» **PROBLEM**: What is wanted is an exact copy of all the entries.

[Dataset rows for document pages]
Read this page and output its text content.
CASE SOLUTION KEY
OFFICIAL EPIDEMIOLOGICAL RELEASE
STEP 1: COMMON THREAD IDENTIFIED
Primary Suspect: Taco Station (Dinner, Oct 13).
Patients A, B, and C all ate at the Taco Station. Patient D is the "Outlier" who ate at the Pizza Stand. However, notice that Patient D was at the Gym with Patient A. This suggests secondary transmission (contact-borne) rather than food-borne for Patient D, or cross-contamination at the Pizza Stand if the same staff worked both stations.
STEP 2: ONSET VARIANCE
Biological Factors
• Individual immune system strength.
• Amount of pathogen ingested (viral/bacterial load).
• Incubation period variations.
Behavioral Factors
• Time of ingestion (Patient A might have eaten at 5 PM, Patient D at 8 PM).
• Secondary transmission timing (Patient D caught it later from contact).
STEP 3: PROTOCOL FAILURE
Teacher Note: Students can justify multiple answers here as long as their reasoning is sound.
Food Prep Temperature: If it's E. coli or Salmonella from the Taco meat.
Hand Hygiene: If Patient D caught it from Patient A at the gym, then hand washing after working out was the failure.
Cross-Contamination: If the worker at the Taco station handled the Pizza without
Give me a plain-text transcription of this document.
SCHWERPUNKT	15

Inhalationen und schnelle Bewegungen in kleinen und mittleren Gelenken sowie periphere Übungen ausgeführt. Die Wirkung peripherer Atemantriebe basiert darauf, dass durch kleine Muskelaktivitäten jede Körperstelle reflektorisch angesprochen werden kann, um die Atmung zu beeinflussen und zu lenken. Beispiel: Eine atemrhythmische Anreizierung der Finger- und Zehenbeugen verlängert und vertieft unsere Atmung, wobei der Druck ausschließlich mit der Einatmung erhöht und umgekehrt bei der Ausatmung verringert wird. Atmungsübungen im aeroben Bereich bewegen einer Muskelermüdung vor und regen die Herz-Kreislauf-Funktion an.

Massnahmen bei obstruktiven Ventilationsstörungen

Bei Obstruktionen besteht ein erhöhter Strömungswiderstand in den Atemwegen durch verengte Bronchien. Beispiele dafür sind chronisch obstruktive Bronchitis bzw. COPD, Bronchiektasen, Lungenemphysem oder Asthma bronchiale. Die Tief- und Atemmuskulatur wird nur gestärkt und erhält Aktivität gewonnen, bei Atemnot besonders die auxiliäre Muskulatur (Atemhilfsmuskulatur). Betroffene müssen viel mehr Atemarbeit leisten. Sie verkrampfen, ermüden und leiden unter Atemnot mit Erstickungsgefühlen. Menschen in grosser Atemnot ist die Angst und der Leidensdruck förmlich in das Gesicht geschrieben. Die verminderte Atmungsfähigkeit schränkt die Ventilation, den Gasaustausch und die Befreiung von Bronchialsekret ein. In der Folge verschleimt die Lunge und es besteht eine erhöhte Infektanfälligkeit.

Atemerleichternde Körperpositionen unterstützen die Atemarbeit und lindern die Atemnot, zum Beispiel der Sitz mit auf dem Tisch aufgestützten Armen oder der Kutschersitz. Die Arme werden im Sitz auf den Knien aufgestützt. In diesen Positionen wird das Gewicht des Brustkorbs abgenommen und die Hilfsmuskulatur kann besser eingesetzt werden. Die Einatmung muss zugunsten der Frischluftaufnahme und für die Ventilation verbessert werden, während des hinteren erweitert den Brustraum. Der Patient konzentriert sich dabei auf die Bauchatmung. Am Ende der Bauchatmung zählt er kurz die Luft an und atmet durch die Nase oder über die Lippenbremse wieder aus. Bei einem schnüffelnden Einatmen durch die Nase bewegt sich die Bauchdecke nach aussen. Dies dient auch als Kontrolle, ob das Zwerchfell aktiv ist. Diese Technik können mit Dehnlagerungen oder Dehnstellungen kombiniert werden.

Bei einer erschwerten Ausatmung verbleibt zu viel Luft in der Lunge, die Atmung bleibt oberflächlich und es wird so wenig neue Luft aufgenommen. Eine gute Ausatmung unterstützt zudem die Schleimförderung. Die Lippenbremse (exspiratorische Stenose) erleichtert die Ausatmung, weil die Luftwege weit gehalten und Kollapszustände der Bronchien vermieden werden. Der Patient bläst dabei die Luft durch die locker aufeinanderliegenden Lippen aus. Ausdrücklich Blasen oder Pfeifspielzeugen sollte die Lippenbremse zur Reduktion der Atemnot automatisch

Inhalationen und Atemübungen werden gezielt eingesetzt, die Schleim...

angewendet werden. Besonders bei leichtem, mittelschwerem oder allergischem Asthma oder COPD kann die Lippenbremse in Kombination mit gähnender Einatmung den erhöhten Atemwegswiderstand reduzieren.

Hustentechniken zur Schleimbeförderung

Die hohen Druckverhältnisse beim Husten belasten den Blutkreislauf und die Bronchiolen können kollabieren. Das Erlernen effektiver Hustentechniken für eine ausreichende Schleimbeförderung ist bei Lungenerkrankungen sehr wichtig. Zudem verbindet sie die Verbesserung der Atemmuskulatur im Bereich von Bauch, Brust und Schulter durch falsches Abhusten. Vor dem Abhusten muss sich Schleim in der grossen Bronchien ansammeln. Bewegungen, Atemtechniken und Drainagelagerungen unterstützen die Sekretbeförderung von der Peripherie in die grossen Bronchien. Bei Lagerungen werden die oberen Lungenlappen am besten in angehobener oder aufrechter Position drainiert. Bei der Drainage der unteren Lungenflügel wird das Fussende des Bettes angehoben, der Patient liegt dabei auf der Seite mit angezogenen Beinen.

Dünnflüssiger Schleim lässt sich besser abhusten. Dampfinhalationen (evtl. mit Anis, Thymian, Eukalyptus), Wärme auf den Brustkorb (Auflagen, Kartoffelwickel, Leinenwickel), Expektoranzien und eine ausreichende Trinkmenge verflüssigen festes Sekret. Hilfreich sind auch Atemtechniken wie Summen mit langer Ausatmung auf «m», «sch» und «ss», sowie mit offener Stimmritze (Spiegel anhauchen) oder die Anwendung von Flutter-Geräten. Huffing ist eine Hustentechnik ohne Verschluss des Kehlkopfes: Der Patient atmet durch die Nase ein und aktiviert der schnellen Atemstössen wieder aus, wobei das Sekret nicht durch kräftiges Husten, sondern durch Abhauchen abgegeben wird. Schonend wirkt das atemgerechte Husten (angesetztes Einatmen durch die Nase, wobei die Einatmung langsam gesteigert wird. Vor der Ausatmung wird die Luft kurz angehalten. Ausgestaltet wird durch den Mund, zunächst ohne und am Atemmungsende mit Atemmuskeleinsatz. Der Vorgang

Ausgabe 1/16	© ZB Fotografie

» **TASK RESULT**:
Read this page and output its text content.
CASE SOLUTION KEY
OFFICIAL EPIDEMIOLOGICAL RELEASE
STEP 1: COMMON THREAD IDENTIFIED
Primary Suspect: Taco Station (Dinner, Oct 13).
Patients A, B, and C all ate at the Taco Station. Patient D is the "Outlier" who ate at the Pizza Stand. However, notice that Patient D was at the Gym with Patient A. This suggests secondary transmission (contact-borne) rather than food-borne for Patient D, or cross-contamination at the Pizza Stand if the same staff worked both stations.
STEP 2: ONSET VARIANCE
Biological Factors
• Individual immune system strength.
• Amount of pathogen ingested (viral/bacterial load).
• Incubation period variations.
Behavioral Factors
• Time of ingestion (Patient A might have eaten at 5 PM, Patient D at 8 PM).
• Secondary transmission timing (Patient D caught it later from contact).
STEP 3: PROTOCOL FAILURE
Teacher Note: Students can justify multiple answers here as long as their reasoning is sound.
Food Prep Temperature: If it's E. coli or Salmonella from the Taco meat.
Hand Hygiene: If Patient D caught it from Patient A at the gym, then hand washing after working out was the failure.
Cross-Contamination: If the worker at the Taco station handled the Pizza without
Give me a plain-text transcription of this document.
SCHWERPUNKT	15

Inhalationen und schnelle Bewegungen in kleinen und mittleren Gelenken sowie periphere Übungen ausgeführt. Die Wirkung peripherer Atemantriebe basiert darauf, dass durch kleine Muskelaktivitäten jede Körperstelle reflektorisch angesprochen werden kann, um die Atmung zu beeinflussen und zu lenken. Beispiel: Eine atemrhythmische Anreizierung der Finger- und Zehenbeugen verlängert und vertieft unsere Atmung, wobei der Druck ausschließlich mit der Einatmung erhöht und umgekehrt bei der Ausatmung verringert wird. Atmungsübungen im aeroben Bereich bewegen einer Muskelermüdung vor und regen die Herz-Kreislauf-Funktion an.

Massnahmen bei obstruktiven Ventilationsstörungen

Bei Obstruktionen besteht ein erhöhter Strömungswiderstand in den Atemwegen durch verengte Bronchien. Beispiele dafür sind chronisch obstruktive Bronchitis bzw. COPD, Bronchiektasen, Lungenemphysem oder Asthma bronchiale. Die Tief- und Atemmuskulatur wird nur gestärkt und erhält Aktivität gewonnen, bei Atemnot besonders die auxiliäre Muskulatur (Atemhilfsmuskulatur). Betroffene müssen viel mehr Atemarbeit leisten. Sie verkrampfen, ermüden und leiden unter Atemnot mit Erstickungsgefühlen. Menschen in grosser Atemnot ist die Angst und der Leidensdruck förmlich in das Gesicht geschrieben. Die verminderte Atmungsfähigkeit schränkt die Ventilation, den Gasaustausch und die Befreiung von Bronchialsekret ein. In der Folge verschleimt die Lunge und es besteht eine erhöhte Infektanfälligkeit.

Atemerleichternde Körperpositionen unterstützen die Atemarbeit und lindern die Atemnot, zum Beispiel der Sitz mit auf dem Tisch aufgestützten Armen oder der Kutschersitz. Die Arme werden im Sitz auf den Knien aufgestützt. In diesen Positionen wird das Gewicht des Brustkorbs abgenommen und die Hilfsmuskulatur kann besser eingesetzt werden. Die Einatmung muss zugunsten der Frischluftaufnahme und für die Ventilation verbessert werden, während des hinteren erweitert den Brustraum. Der Patient konzentriert sich dabei auf die Bauchatmung. Am Ende der Bauchatmung zählt er kurz die Luft an und atmet durch die Nase oder über die Lippenbremse wieder aus. Bei einem schnüffelnden Einatmen durch die Nase bewegt sich die Bauchdecke nach aussen. Dies dient auch als Kontrolle, ob das Zwerchfell aktiv ist. Diese Technik können mit Dehnlagerungen oder Dehnstellungen kombiniert werden.

Bei einer erschwerten Ausatmung verbleibt zu viel Luft in der Lunge, die Atmung bleibt oberflächlich und es wird so wenig neue Luft aufgenommen. Eine gute Ausatmung unterstützt zudem die Schleimförderung. Die Lippenbremse (exspiratorische Stenose) erleichtert die Ausatmung, weil die Luftwege weit gehalten und Kollapszustände der Bronchien vermieden werden. Der Patient bläst dabei die Luft durch die locker aufeinanderliegenden Lippen aus. Ausdrücklich Blasen oder Pfeifspielzeugen sollte die Lippenbremse zur Reduktion der Atemnot automatisch

Inhalationen und Atemübungen werden gezielt eingesetzt, die Schleim...

angewendet werden. Besonders bei leichtem, mittelschwerem oder allergischem Asthma oder COPD kann die Lippenbremse in Kombination mit gähnender Einatmung den erhöhten Atemwegswiderstand reduzieren.

Hustentechniken zur Schleimbeförderung

Die hohen Druckverhältnisse beim Husten belasten den Blutkreislauf und die Bronchiolen können kollabieren. Das Erlernen effektiver Hustentechniken für eine ausreichende Schleimbeförderung ist bei Lungenerkrankungen sehr wichtig. Zudem verbindet sie die Verbesserung der Atemmuskulatur im Bereich von Bauch, Brust und Schulter durch falsches Abhusten. Vor dem Abhusten muss sich Schleim in der grossen Bronchien ansammeln. Bewegungen, Atemtechniken und Drainagelagerungen unterstützen die Sekretbeförderung von der Peripherie in die grossen Bronchien. Bei Lagerungen werden die oberen Lungenlappen am besten in angehobener oder aufrechter Position drainiert. Bei der Drainage der unteren Lungenflügel wird das Fussende des Bettes angehoben, der Patient liegt dabei auf der Seite mit angezogenen Beinen.

Dünnflüssiger Schleim lässt sich besser abhusten. Dampfinhalationen (evtl. mit Anis, Thymian, Eukalyptus), Wärme auf den Brustkorb (Auflagen, Kartoffelwickel, Leinenwickel), Expektoranzien und eine ausreichende Trinkmenge verflüssigen festes Sekret. Hilfreich sind auch Atemtechniken wie Summen mit langer Ausatmung auf «m», «sch» und «ss», sowie mit offener Stimmritze (Spiegel anhauchen) oder die Anwendung von Flutter-Geräten. Huffing ist eine Hustentechnik ohne Verschluss des Kehlkopfes: Der Patient atmet durch die Nase ein und aktiviert der schnellen Atemstössen wieder aus, wobei das Sekret nicht durch kräftiges Husten, sondern durch Abhauchen abgegeben wird. Schonend wirkt das atemgerechte Husten (angesetztes Einatmen durch die Nase, wobei die Einatmung langsam gesteigert wird. Vor der Ausatmung wird die Luft kurz angehalten. Ausgestaltet wird durch den Mund, zunächst ohne und am Atemmungsende mit Atemmuskeleinsatz. Der Vorgang

Ausgabe 1/16	© ZB Fotografie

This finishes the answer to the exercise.